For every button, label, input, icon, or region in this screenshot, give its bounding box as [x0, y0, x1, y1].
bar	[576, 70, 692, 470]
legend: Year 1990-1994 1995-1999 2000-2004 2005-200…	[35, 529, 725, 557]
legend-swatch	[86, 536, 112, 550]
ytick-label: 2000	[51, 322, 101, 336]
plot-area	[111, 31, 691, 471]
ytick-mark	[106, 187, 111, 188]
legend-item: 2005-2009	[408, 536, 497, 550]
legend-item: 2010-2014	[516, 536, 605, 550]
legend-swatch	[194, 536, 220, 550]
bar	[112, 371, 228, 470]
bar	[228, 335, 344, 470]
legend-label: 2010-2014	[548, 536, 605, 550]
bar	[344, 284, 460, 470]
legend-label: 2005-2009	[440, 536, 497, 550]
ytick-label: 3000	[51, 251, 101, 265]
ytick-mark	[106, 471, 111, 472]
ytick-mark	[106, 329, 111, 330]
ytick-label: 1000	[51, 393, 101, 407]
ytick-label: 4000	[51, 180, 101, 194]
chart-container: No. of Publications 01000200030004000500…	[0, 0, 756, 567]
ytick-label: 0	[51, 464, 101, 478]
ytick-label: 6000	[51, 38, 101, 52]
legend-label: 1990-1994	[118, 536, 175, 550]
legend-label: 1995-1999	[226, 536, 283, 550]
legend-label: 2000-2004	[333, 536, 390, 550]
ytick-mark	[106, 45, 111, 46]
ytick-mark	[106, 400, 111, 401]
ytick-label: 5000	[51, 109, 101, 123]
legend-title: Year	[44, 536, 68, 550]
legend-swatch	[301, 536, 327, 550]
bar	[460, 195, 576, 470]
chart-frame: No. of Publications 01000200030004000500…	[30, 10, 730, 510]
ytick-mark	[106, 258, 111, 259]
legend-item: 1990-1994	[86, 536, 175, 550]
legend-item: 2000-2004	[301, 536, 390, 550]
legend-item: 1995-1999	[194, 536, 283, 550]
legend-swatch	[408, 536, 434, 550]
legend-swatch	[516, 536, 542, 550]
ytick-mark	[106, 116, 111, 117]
──────
- **WHAT TO PRODUCE**
Copy the records above word for word, from the very beginning down through the line containing "187, 111, 188]".

- **WORKED ANSWER**
For every button, label, input, icon, or region in this screenshot, give its bounding box as [x0, y0, x1, y1].
bar	[576, 70, 692, 470]
legend: Year 1990-1994 1995-1999 2000-2004 2005-200…	[35, 529, 725, 557]
legend-swatch	[86, 536, 112, 550]
ytick-label: 2000	[51, 322, 101, 336]
plot-area	[111, 31, 691, 471]
ytick-mark	[106, 187, 111, 188]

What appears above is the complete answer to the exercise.